_THE REQUEST_.
Return each entry exactly, with none missing.

Entries taken from a collection
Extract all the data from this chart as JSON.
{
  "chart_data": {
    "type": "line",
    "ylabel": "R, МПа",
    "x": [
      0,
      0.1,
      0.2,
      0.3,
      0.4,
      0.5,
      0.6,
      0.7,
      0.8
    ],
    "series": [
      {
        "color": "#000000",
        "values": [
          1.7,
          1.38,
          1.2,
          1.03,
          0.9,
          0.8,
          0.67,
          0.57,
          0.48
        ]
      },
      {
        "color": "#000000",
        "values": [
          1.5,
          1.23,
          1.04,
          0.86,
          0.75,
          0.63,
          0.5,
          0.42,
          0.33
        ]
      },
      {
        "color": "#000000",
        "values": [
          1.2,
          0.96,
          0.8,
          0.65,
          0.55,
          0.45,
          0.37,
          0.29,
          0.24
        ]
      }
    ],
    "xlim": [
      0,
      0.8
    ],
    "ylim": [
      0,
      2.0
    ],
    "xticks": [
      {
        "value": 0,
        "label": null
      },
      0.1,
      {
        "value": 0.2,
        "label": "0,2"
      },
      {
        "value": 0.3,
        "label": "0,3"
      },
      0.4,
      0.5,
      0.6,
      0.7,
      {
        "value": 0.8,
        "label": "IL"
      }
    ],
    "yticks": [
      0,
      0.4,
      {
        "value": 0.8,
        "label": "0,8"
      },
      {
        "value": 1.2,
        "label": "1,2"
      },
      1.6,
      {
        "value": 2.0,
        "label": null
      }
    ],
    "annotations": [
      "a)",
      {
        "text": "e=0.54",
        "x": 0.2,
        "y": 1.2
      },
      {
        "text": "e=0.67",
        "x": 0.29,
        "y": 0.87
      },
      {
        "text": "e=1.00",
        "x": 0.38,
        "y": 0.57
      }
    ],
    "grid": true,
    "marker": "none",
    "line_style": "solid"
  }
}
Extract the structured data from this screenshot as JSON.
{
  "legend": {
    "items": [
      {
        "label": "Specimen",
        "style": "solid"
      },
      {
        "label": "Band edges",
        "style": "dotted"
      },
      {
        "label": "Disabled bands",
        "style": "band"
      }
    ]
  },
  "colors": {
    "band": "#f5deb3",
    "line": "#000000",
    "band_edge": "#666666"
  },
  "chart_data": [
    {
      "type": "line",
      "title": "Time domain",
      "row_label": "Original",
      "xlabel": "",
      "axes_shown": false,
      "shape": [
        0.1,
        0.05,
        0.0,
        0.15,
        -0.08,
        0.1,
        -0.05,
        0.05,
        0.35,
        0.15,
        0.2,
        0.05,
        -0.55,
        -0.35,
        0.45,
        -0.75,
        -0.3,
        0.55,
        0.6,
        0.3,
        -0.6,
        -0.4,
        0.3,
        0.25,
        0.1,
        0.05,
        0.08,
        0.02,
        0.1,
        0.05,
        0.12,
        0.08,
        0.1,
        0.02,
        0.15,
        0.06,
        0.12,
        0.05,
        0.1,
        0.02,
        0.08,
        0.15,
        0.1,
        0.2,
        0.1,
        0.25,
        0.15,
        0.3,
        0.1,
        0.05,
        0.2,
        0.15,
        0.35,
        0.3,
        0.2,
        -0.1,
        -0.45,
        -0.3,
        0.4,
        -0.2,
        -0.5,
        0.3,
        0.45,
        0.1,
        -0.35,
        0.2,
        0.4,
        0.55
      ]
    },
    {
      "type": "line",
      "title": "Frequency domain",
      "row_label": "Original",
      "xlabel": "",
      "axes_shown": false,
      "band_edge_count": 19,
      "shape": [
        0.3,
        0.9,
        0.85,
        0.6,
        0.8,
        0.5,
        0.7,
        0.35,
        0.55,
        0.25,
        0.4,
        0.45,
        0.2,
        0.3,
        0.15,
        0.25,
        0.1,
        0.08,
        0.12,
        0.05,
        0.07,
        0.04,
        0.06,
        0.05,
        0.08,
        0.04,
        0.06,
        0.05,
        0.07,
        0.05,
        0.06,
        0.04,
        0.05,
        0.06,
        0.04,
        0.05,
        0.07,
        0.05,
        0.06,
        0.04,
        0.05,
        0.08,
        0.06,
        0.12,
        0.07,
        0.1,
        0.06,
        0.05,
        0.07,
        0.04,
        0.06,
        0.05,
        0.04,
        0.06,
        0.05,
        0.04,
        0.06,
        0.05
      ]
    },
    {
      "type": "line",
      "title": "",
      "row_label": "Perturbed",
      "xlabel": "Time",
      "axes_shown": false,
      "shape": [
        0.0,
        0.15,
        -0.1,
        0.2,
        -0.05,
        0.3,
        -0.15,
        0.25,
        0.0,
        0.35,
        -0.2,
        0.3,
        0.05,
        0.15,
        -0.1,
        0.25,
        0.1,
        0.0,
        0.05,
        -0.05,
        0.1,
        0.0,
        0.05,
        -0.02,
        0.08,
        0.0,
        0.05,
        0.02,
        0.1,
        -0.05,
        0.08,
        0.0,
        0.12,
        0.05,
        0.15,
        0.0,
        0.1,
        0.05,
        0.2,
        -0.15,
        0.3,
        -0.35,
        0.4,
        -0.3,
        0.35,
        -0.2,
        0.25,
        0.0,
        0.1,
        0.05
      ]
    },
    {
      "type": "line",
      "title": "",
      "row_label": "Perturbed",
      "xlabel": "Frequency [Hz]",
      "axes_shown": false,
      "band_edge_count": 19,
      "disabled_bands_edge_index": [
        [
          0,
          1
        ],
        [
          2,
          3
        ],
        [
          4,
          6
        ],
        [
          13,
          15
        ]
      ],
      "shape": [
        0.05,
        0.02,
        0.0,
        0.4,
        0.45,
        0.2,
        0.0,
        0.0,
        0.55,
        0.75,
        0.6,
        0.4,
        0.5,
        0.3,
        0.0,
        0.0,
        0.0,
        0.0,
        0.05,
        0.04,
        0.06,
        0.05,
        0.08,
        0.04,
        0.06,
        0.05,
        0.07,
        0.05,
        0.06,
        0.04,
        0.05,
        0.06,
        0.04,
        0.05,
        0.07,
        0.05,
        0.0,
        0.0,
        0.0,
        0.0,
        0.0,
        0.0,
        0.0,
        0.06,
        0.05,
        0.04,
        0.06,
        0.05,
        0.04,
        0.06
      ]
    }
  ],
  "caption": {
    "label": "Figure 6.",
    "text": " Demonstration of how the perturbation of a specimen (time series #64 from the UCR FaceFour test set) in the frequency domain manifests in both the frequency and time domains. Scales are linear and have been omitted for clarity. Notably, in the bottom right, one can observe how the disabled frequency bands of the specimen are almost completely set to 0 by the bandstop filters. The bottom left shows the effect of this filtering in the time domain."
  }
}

_TASK ANSWER_.
Extract all the data from this chart as JSON.
{
  "chart_data": {
    "type": "line",
    "ylabel": "R, МПа",
    "x": [
      0,
      0.1,
      0.2,
      0.3,
      0.4,
      0.5,
      0.6,
      0.7,
      0.8
    ],
    "series": [
      {
        "color": "#000000",
        "values": [
          1.7,
          1.38,
          1.2,
          1.03,
          0.9,
          0.8,
          0.67,
          0.57,
          0.48
        ]
      },
      {
        "color": "#000000",
        "values": [
          1.5,
          1.23,
          1.04,
          0.86,
          0.75,
          0.63,
          0.5,
          0.42,
          0.33
        ]
      },
      {
        "color": "#000000",
        "values": [
          1.2,
          0.96,
          0.8,
          0.65,
          0.55,
          0.45,
          0.37,
          0.29,
          0.24
        ]
      }
    ],
    "xlim": [
      0,
      0.8
    ],
    "ylim": [
      0,
      2.0
    ],
    "xticks": [
      {
        "value": 0,
        "label": null
      },
      0.1,
      {
        "value": 0.2,
        "label": "0,2"
      },
      {
        "value": 0.3,
        "label": "0,3"
      },
      0.4,
      0.5,
      0.6,
      0.7,
      {
        "value": 0.8,
        "label": "IL"
      }
    ],
    "yticks": [
      0,
      0.4,
      {
        "value": 0.8,
        "label": "0,8"
      },
      {
        "value": 1.2,
        "label": "1,2"
      },
      1.6,
      {
        "value": 2.0,
        "label": null
      }
    ],
    "annotations": [
      "a)",
      {
        "text": "e=0.54",
        "x": 0.2,
        "y": 1.2
      },
      {
        "text": "e=0.67",
        "x": 0.29,
        "y": 0.87
      },
      {
        "text": "e=1.00",
        "x": 0.38,
        "y": 0.57
      }
    ],
    "grid": true,
    "marker": "none",
    "line_style": "solid"
  }
}
Extract the structured data from this screenshot as JSON.
{
  "legend": {
    "items": [
      {
        "label": "Specimen",
        "style": "solid"
      },
      {
        "label": "Band edges",
        "style": "dotted"
      },
      {
        "label": "Disabled bands",
        "style": "band"
      }
    ]
  },
  "colors": {
    "band": "#f5deb3",
    "line": "#000000",
    "band_edge": "#666666"
  },
  "chart_data": [
    {
      "type": "line",
      "title": "Time domain",
      "row_label": "Original",
      "xlabel": "",
      "axes_shown": false,
      "shape": [
        0.1,
        0.05,
        0.0,
        0.15,
        -0.08,
        0.1,
        -0.05,
        0.05,
        0.35,
        0.15,
        0.2,
        0.05,
        -0.55,
        -0.35,
        0.45,
        -0.75,
        -0.3,
        0.55,
        0.6,
        0.3,
        -0.6,
        -0.4,
        0.3,
        0.25,
        0.1,
        0.05,
        0.08,
        0.02,
        0.1,
        0.05,
        0.12,
        0.08,
        0.1,
        0.02,
        0.15,
        0.06,
        0.12,
        0.05,
        0.1,
        0.02,
        0.08,
        0.15,
        0.1,
        0.2,
        0.1,
        0.25,
        0.15,
        0.3,
        0.1,
        0.05,
        0.2,
        0.15,
        0.35,
        0.3,
        0.2,
        -0.1,
        -0.45,
        -0.3,
        0.4,
        -0.2,
        -0.5,
        0.3,
        0.45,
        0.1,
        -0.35,
        0.2,
        0.4,
        0.55
      ]
    },
    {
      "type": "line",
      "title": "Frequency domain",
      "row_label": "Original",
      "xlabel": "",
      "axes_shown": false,
      "band_edge_count": 19,
      "shape": [
        0.3,
        0.9,
        0.85,
        0.6,
        0.8,
        0.5,
        0.7,
        0.35,
        0.55,
        0.25,
        0.4,
        0.45,
        0.2,
        0.3,
        0.15,
        0.25,
        0.1,
        0.08,
        0.12,
        0.05,
        0.07,
        0.04,
        0.06,
        0.05,
        0.08,
        0.04,
        0.06,
        0.05,
        0.07,
        0.05,
        0.06,
        0.04,
        0.05,
        0.06,
        0.04,
        0.05,
        0.07,
        0.05,
        0.06,
        0.04,
        0.05,
        0.08,
        0.06,
        0.12,
        0.07,
        0.1,
        0.06,
        0.05,
        0.07,
        0.04,
        0.06,
        0.05,
        0.04,
        0.06,
        0.05,
        0.04,
        0.06,
        0.05
      ]
    },
    {
      "type": "line",
      "title": "",
      "row_label": "Perturbed",
      "xlabel": "Time",
      "axes_shown": false,
      "shape": [
        0.0,
        0.15,
        -0.1,
        0.2,
        -0.05,
        0.3,
        -0.15,
        0.25,
        0.0,
        0.35,
        -0.2,
        0.3,
        0.05,
        0.15,
        -0.1,
        0.25,
        0.1,
        0.0,
        0.05,
        -0.05,
        0.1,
        0.0,
        0.05,
        -0.02,
        0.08,
        0.0,
        0.05,
        0.02,
        0.1,
        -0.05,
        0.08,
        0.0,
        0.12,
        0.05,
        0.15,
        0.0,
        0.1,
        0.05,
        0.2,
        -0.15,
        0.3,
        -0.35,
        0.4,
        -0.3,
        0.35,
        -0.2,
        0.25,
        0.0,
        0.1,
        0.05
      ]
    },
    {
      "type": "line",
      "title": "",
      "row_label": "Perturbed",
      "xlabel": "Frequency [Hz]",
      "axes_shown": false,
      "band_edge_count": 19,
      "disabled_bands_edge_index": [
        [
          0,
          1
        ],
        [
          2,
          3
        ],
        [
          4,
          6
        ],
        [
          13,
          15
        ]
      ],
      "shape": [
        0.05,
        0.02,
        0.0,
        0.4,
        0.45,
        0.2,
        0.0,
        0.0,
        0.55,
        0.75,
        0.6,
        0.4,
        0.5,
        0.3,
        0.0,
        0.0,
        0.0,
        0.0,
        0.05,
        0.04,
        0.06,
        0.05,
        0.08,
        0.04,
        0.06,
        0.05,
        0.07,
        0.05,
        0.06,
        0.04,
        0.05,
        0.06,
        0.04,
        0.05,
        0.07,
        0.05,
        0.0,
        0.0,
        0.0,
        0.0,
        0.0,
        0.0,
        0.0,
        0.06,
        0.05,
        0.04,
        0.06,
        0.05,
        0.04,
        0.06
      ]
    }
  ],
  "caption": {
    "label": "Figure 6.",
    "text": " Demonstration of how the perturbation of a specimen (time series #64 from the UCR FaceFour test set) in the frequency domain manifests in both the frequency and time domains. Scales are linear and have been omitted for clarity. Notably, in the bottom right, one can observe how the disabled frequency bands of the specimen are almost completely set to 0 by the bandstop filters. The bottom left shows the effect of this filtering in the time domain."
  }
}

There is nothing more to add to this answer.